(MATERIALS PROVIDED):
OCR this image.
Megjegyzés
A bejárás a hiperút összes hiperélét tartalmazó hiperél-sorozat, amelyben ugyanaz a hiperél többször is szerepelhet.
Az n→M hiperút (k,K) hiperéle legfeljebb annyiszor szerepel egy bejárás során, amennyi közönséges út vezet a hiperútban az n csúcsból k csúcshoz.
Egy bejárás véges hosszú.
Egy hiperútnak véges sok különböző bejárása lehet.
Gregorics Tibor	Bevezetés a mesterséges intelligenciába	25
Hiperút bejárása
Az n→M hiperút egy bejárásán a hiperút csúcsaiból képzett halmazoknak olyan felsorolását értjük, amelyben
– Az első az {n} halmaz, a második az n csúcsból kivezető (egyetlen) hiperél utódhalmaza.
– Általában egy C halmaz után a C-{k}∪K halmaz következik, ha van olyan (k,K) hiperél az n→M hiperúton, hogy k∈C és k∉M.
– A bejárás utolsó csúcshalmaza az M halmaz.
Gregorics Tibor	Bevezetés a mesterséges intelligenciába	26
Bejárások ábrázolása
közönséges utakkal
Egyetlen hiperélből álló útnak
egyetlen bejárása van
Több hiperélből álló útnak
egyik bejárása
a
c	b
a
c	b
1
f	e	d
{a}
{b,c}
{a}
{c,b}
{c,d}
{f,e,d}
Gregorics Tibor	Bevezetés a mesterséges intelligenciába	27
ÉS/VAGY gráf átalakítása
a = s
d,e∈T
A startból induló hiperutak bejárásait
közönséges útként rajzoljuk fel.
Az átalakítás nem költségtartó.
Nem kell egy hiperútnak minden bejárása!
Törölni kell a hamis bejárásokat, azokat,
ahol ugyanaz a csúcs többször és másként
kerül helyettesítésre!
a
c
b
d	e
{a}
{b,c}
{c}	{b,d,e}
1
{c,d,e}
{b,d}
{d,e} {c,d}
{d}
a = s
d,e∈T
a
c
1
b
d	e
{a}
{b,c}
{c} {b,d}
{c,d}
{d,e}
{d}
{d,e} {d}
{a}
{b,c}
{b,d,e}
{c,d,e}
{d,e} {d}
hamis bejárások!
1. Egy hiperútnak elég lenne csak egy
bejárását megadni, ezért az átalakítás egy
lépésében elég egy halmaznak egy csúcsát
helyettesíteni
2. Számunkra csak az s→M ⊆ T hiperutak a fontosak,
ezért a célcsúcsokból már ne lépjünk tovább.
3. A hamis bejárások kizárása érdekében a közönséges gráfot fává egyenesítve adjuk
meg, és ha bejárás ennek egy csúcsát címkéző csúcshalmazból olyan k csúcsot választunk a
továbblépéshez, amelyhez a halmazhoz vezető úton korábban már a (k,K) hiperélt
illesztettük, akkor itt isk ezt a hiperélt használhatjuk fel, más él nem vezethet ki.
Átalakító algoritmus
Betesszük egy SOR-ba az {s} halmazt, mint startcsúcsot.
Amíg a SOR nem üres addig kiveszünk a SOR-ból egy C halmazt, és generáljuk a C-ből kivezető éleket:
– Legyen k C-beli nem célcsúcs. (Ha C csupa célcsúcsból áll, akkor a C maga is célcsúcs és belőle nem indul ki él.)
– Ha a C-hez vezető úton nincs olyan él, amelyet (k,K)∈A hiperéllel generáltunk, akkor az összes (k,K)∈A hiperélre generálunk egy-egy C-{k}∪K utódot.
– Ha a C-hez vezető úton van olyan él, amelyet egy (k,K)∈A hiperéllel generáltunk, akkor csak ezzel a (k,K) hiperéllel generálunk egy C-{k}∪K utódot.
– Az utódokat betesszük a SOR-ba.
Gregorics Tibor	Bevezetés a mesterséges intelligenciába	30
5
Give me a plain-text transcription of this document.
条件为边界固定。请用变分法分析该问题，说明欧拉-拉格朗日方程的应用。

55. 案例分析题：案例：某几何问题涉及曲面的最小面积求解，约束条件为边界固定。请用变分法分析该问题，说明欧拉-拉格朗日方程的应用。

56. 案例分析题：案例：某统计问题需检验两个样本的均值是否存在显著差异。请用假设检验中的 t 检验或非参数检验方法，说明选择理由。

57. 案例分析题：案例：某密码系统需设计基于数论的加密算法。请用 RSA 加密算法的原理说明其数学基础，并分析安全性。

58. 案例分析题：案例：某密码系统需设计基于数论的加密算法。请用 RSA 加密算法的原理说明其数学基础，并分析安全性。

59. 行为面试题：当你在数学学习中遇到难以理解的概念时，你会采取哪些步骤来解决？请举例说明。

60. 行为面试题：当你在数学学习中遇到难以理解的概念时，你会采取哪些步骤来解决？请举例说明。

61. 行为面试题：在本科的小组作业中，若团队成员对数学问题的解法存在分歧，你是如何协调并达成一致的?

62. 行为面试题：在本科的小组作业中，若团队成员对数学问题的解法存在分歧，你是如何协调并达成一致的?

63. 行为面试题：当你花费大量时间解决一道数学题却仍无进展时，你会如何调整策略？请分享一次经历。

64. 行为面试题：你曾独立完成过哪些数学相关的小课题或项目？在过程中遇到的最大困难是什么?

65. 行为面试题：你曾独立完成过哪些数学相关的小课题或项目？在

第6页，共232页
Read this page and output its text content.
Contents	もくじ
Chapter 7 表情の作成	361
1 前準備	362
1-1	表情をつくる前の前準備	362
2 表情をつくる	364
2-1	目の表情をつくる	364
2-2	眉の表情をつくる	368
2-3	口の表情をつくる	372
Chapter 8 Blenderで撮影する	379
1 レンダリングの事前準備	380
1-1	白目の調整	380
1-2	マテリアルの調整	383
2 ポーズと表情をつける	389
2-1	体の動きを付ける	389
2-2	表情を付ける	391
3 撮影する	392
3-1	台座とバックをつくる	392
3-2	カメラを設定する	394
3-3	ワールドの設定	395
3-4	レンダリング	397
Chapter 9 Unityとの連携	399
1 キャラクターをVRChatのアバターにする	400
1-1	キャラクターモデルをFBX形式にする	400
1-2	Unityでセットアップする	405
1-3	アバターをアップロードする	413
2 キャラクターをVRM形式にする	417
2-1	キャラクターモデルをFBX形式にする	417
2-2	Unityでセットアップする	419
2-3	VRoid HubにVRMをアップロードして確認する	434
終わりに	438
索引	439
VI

(EXERCISE PROMPT): Retype the material in full. Each word must match.

(ANSWER TO THIS PROBLEM):
OCR this image.
Megjegyzés
A bejárás a hiperút összes hiperélét tartalmazó hiperél-sorozat, amelyben ugyanaz a hiperél többször is szerepelhet.
Az n→M hiperút (k,K) hiperéle legfeljebb annyiszor szerepel egy bejárás során, amennyi közönséges út vezet a hiperútban az n csúcsból k csúcshoz.
Egy bejárás véges hosszú.
Egy hiperútnak véges sok különböző bejárása lehet.
Gregorics Tibor	Bevezetés a mesterséges intelligenciába	25
Hiperút bejárása
Az n→M hiperút egy bejárásán a hiperút csúcsaiból képzett halmazoknak olyan felsorolását értjük, amelyben
– Az első az {n} halmaz, a második az n csúcsból kivezető (egyetlen) hiperél utódhalmaza.
– Általában egy C halmaz után a C-{k}∪K halmaz következik, ha van olyan (k,K) hiperél az n→M hiperúton, hogy k∈C és k∉M.
– A bejárás utolsó csúcshalmaza az M halmaz.
Gregorics Tibor	Bevezetés a mesterséges intelligenciába	26
Bejárások ábrázolása
közönséges utakkal
Egyetlen hiperélből álló útnak
egyetlen bejárása van
Több hiperélből álló útnak
egyik bejárása
a
c	b
a
c	b
1
f	e	d
{a}
{b,c}
{a}
{c,b}
{c,d}
{f,e,d}
Gregorics Tibor	Bevezetés a mesterséges intelligenciába	27
ÉS/VAGY gráf átalakítása
a = s
d,e∈T
A startból induló hiperutak bejárásait
közönséges útként rajzoljuk fel.
Az átalakítás nem költségtartó.
Nem kell egy hiperútnak minden bejárása!
Törölni kell a hamis bejárásokat, azokat,
ahol ugyanaz a csúcs többször és másként
kerül helyettesítésre!
a
c
b
d	e
{a}
{b,c}
{c}	{b,d,e}
1
{c,d,e}
{b,d}
{d,e} {c,d}
{d}
a = s
d,e∈T
a
c
1
b
d	e
{a}
{b,c}
{c} {b,d}
{c,d}
{d,e}
{d}
{d,e} {d}
{a}
{b,c}
{b,d,e}
{c,d,e}
{d,e} {d}
hamis bejárások!
1. Egy hiperútnak elég lenne csak egy
bejárását megadni, ezért az átalakítás egy
lépésében elég egy halmaznak egy csúcsát
helyettesíteni
2. Számunkra csak az s→M ⊆ T hiperutak a fontosak,
ezért a célcsúcsokból már ne lépjünk tovább.
3. A hamis bejárások kizárása érdekében a közönséges gráfot fává egyenesítve adjuk
meg, és ha bejárás ennek egy csúcsát címkéző csúcshalmazból olyan k csúcsot választunk a
továbblépéshez, amelyhez a halmazhoz vezető úton korábban már a (k,K) hiperélt
illesztettük, akkor itt isk ezt a hiperélt használhatjuk fel, más él nem vezethet ki.
Átalakító algoritmus
Betesszük egy SOR-ba az {s} halmazt, mint startcsúcsot.
Amíg a SOR nem üres addig kiveszünk a SOR-ból egy C halmazt, és generáljuk a C-ből kivezető éleket:
– Legyen k C-beli nem célcsúcs. (Ha C csupa célcsúcsból áll, akkor a C maga is célcsúcs és belőle nem indul ki él.)
– Ha a C-hez vezető úton nincs olyan él, amelyet (k,K)∈A hiperéllel generáltunk, akkor az összes (k,K)∈A hiperélre generálunk egy-egy C-{k}∪K utódot.
– Ha a C-hez vezető úton van olyan él, amelyet egy (k,K)∈A hiperéllel generáltunk, akkor csak ezzel a (k,K) hiperéllel generálunk egy C-{k}∪K utódot.
– Az utódokat betesszük a SOR-ba.
Gregorics Tibor	Bevezetés a mesterséges intelligenciába	30
5
Give me a plain-text transcription of this document.
条件为边界固定。请用变分法分析该问题，说明欧拉-拉格朗日方程的应用。

55. 案例分析题：案例：某几何问题涉及曲面的最小面积求解，约束条件为边界固定。请用变分法分析该问题，说明欧拉-拉格朗日方程的应用。

56. 案例分析题：案例：某统计问题需检验两个样本的均值是否存在显著差异。请用假设检验中的 t 检验或非参数检验方法，说明选择理由。

57. 案例分析题：案例：某密码系统需设计基于数论的加密算法。请用 RSA 加密算法的原理说明其数学基础，并分析安全性。

58. 案例分析题：案例：某密码系统需设计基于数论的加密算法。请用 RSA 加密算法的原理说明其数学基础，并分析安全性。

59. 行为面试题：当你在数学学习中遇到难以理解的概念时，你会采取哪些步骤来解决？请举例说明。

60. 行为面试题：当你在数学学习中遇到难以理解的概念时，你会采取哪些步骤来解决？请举例说明。

61. 行为面试题：在本科的小组作业中，若团队成员对数学问题的解法存在分歧，你是如何协调并达成一致的?

62. 行为面试题：在本科的小组作业中，若团队成员对数学问题的解法存在分歧，你是如何协调并达成一致的?

63. 行为面试题：当你花费大量时间解决一道数学题却仍无进展时，你会如何调整策略？请分享一次经历。

64. 行为面试题：你曾独立完成过哪些数学相关的小课题或项目？在过程中遇到的最大困难是什么?

65. 行为面试题：你曾独立完成过哪些数学相关的小课题或项目？在

第6页，共232页
Read this page and output its text content.
Contents	もくじ
Chapter 7 表情の作成	361
1 前準備	362
1-1	表情をつくる前の前準備	362
2 表情をつくる	364
2-1	目の表情をつくる	364
2-2	眉の表情をつくる	368
2-3	口の表情をつくる	372
Chapter 8 Blenderで撮影する	379
1 レンダリングの事前準備	380
1-1	白目の調整	380
1-2	マテリアルの調整	383
2 ポーズと表情をつける	389
2-1	体の動きを付ける	389
2-2	表情を付ける	391
3 撮影する	392
3-1	台座とバックをつくる	392
3-2	カメラを設定する	394
3-3	ワールドの設定	395
3-4	レンダリング	397
Chapter 9 Unityとの連携	399
1 キャラクターをVRChatのアバターにする	400
1-1	キャラクターモデルをFBX形式にする	400
1-2	Unityでセットアップする	405
1-3	アバターをアップロードする	413
2 キャラクターをVRM形式にする	417
2-1	キャラクターモデルをFBX形式にする	417
2-2	Unityでセットアップする	419
2-3	VRoid HubにVRMをアップロードして確認する	434
終わりに	438
索引	439
VI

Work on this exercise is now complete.